▸ PROBLEM STATEMENT
The complete listing should be restated exactly.

▸ SUPPLIED DATA

:::::

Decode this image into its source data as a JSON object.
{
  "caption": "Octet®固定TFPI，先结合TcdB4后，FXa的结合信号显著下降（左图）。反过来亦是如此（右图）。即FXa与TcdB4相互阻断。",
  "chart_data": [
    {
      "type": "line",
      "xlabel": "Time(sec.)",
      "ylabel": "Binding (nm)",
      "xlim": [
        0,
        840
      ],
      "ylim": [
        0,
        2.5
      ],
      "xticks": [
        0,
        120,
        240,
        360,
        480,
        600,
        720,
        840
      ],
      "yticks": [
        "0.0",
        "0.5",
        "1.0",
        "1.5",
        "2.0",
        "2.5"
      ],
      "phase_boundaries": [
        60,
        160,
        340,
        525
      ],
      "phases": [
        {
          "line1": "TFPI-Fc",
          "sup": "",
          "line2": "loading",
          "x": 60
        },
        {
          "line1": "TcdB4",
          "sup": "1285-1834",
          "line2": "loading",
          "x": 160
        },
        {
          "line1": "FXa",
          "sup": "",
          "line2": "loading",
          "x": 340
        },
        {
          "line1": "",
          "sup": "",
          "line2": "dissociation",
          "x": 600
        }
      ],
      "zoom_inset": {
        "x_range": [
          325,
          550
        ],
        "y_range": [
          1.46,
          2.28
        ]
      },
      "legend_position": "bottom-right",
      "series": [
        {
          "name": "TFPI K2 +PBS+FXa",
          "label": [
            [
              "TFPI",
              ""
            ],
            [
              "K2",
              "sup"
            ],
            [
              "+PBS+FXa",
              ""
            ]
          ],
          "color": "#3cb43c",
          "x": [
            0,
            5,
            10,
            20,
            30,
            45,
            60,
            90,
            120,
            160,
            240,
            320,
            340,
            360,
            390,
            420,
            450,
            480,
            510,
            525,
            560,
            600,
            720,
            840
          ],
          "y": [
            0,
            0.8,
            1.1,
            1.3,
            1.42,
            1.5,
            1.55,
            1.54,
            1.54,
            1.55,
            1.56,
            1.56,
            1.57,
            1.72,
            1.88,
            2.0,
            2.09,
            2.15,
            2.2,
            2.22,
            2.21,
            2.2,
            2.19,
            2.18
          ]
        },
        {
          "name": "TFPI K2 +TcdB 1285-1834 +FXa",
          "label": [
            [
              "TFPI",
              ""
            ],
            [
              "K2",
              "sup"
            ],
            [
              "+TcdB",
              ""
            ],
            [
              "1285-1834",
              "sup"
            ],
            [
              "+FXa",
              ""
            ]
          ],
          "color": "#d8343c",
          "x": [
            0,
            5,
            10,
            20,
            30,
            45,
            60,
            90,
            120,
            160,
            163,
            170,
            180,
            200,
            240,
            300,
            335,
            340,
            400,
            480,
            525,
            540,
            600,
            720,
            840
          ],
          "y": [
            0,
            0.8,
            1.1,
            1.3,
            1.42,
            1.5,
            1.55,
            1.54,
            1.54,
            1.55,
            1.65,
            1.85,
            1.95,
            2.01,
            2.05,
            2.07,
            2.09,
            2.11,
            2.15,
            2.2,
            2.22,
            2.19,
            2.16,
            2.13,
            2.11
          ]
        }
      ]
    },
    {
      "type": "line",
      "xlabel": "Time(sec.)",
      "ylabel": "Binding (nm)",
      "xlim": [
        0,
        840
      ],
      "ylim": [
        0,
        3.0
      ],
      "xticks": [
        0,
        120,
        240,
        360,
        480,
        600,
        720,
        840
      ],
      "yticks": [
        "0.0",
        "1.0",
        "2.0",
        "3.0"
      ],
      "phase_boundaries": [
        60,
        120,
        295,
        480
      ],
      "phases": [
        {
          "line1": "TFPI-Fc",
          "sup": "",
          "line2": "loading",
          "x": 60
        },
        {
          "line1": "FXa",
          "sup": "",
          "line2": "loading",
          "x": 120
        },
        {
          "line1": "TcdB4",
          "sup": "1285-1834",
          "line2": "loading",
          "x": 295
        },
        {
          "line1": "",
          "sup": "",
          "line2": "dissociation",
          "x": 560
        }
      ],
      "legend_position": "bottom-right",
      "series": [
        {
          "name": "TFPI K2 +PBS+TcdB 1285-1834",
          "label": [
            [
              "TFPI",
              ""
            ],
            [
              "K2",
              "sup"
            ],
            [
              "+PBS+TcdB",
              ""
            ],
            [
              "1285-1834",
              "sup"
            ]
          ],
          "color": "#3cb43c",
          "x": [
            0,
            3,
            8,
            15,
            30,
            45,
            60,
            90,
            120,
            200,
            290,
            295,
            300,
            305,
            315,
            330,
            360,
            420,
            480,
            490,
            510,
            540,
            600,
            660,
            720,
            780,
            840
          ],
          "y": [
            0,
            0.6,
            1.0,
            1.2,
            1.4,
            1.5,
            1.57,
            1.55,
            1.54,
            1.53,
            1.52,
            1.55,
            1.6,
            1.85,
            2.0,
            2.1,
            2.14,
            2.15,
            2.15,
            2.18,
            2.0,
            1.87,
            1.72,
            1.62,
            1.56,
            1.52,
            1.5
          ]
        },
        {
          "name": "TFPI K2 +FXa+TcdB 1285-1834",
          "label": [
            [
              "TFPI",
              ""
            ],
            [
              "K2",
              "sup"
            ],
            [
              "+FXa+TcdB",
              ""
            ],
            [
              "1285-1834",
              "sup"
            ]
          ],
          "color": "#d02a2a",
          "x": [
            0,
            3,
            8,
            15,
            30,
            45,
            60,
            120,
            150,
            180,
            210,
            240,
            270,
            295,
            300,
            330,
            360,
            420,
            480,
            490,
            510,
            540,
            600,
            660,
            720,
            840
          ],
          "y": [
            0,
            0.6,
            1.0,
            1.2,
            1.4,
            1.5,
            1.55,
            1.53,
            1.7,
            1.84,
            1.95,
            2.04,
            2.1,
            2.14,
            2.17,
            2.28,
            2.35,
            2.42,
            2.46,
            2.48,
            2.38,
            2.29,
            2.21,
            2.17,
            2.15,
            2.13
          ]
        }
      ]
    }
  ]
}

:::::

▸ RESPONSE
Decode this image into its source data as a JSON object.
{
  "caption": "Octet®固定TFPI，先结合TcdB4后，FXa的结合信号显著下降（左图）。反过来亦是如此（右图）。即FXa与TcdB4相互阻断。",
  "chart_data": [
    {
      "type": "line",
      "xlabel": "Time(sec.)",
      "ylabel": "Binding (nm)",
      "xlim": [
        0,
        840
      ],
      "ylim": [
        0,
        2.5
      ],
      "xticks": [
        0,
        120,
        240,
        360,
        480,
        600,
        720,
        840
      ],
      "yticks": [
        "0.0",
        "0.5",
        "1.0",
        "1.5",
        "2.0",
        "2.5"
      ],
      "phase_boundaries": [
        60,
        160,
        340,
        525
      ],
      "phases": [
        {
          "line1": "TFPI-Fc",
          "sup": "",
          "line2": "loading",
          "x": 60
        },
        {
          "line1": "TcdB4",
          "sup": "1285-1834",
          "line2": "loading",
          "x": 160
        },
        {
          "line1": "FXa",
          "sup": "",
          "line2": "loading",
          "x": 340
        },
        {
          "line1": "",
          "sup": "",
          "line2": "dissociation",
          "x": 600
        }
      ],
      "zoom_inset": {
        "x_range": [
          325,
          550
        ],
        "y_range": [
          1.46,
          2.28
        ]
      },
      "legend_position": "bottom-right",
      "series": [
        {
          "name": "TFPI K2 +PBS+FXa",
          "label": [
            [
              "TFPI",
              ""
            ],
            [
              "K2",
              "sup"
            ],
            [
              "+PBS+FXa",
              ""
            ]
          ],
          "color": "#3cb43c",
          "x": [
            0,
            5,
            10,
            20,
            30,
            45,
            60,
            90,
            120,
            160,
            240,
            320,
            340,
            360,
            390,
            420,
            450,
            480,
            510,
            525,
            560,
            600,
            720,
            840
          ],
          "y": [
            0,
            0.8,
            1.1,
            1.3,
            1.42,
            1.5,
            1.55,
            1.54,
            1.54,
            1.55,
            1.56,
            1.56,
            1.57,
            1.72,
            1.88,
            2.0,
            2.09,
            2.15,
            2.2,
            2.22,
            2.21,
            2.2,
            2.19,
            2.18
          ]
        },
        {
          "name": "TFPI K2 +TcdB 1285-1834 +FXa",
          "label": [
            [
              "TFPI",
              ""
            ],
            [
              "K2",
              "sup"
            ],
            [
              "+TcdB",
              ""
            ],
            [
              "1285-1834",
              "sup"
            ],
            [
              "+FXa",
              ""
            ]
          ],
          "color": "#d8343c",
          "x": [
            0,
            5,
            10,
            20,
            30,
            45,
            60,
            90,
            120,
            160,
            163,
            170,
            180,
            200,
            240,
            300,
            335,
            340,
            400,
            480,
            525,
            540,
            600,
            720,
            840
          ],
          "y": [
            0,
            0.8,
            1.1,
            1.3,
            1.42,
            1.5,
            1.55,
            1.54,
            1.54,
            1.55,
            1.65,
            1.85,
            1.95,
            2.01,
            2.05,
            2.07,
            2.09,
            2.11,
            2.15,
            2.2,
            2.22,
            2.19,
            2.16,
            2.13,
            2.11
          ]
        }
      ]
    },
    {
      "type": "line",
      "xlabel": "Time(sec.)",
      "ylabel": "Binding (nm)",
      "xlim": [
        0,
        840
      ],
      "ylim": [
        0,
        3.0
      ],
      "xticks": [
        0,
        120,
        240,
        360,
        480,
        600,
        720,
        840
      ],
      "yticks": [
        "0.0",
        "1.0",
        "2.0",
        "3.0"
      ],
      "phase_boundaries": [
        60,
        120,
        295,
        480
      ],
      "phases": [
        {
          "line1": "TFPI-Fc",
          "sup": "",
          "line2": "loading",
          "x": 60
        },
        {
          "line1": "FXa",
          "sup": "",
          "line2": "loading",
          "x": 120
        },
        {
          "line1": "TcdB4",
          "sup": "1285-1834",
          "line2": "loading",
          "x": 295
        },
        {
          "line1": "",
          "sup": "",
          "line2": "dissociation",
          "x": 560
        }
      ],
      "legend_position": "bottom-right",
      "series": [
        {
          "name": "TFPI K2 +PBS+TcdB 1285-1834",
          "label": [
            [
              "TFPI",
              ""
            ],
            [
              "K2",
              "sup"
            ],
            [
              "+PBS+TcdB",
              ""
            ],
            [
              "1285-1834",
              "sup"
            ]
          ],
          "color": "#3cb43c",
          "x": [
            0,
            3,
            8,
            15,
            30,
            45,
            60,
            90,
            120,
            200,
            290,
            295,
            300,
            305,
            315,
            330,
            360,
            420,
            480,
            490,
            510,
            540,
            600,
            660,
            720,
            780,
            840
          ],
          "y": [
            0,
            0.6,
            1.0,
            1.2,
            1.4,
            1.5,
            1.57,
            1.55,
            1.54,
            1.53,
            1.52,
            1.55,
            1.6,
            1.85,
            2.0,
            2.1,
            2.14,
            2.15,
            2.15,
            2.18,
            2.0,
            1.87,
            1.72,
            1.62,
            1.56,
            1.52,
            1.5
          ]
        },
        {
          "name": "TFPI K2 +FXa+TcdB 1285-1834",
          "label": [
            [
              "TFPI",
              ""
            ],
            [
              "K2",
              "sup"
            ],
            [
              "+FXa+TcdB",
              ""
            ],
            [
              "1285-1834",
              "sup"
            ]
          ],
          "color": "#d02a2a",
          "x": [
            0,
            3,
            8,
            15,
            30,
            45,
            60,
            120,
            150,
            180,
            210,
            240,
            270,
            295,
            300,
            330,
            360,
            420,
            480,
            490,
            510,
            540,
            600,
            660,
            720,
            840
          ],
          "y": [
            0,
            0.6,
            1.0,
            1.2,
            1.4,
            1.5,
            1.55,
            1.53,
            1.7,
            1.84,
            1.95,
            2.04,
            2.1,
            2.14,
            2.17,
            2.28,
            2.35,
            2.42,
            2.46,
            2.48,
            2.38,
            2.29,
            2.21,
            2.17,
            2.15,
            2.13
          ]
        }
      ]
    }
  ]
}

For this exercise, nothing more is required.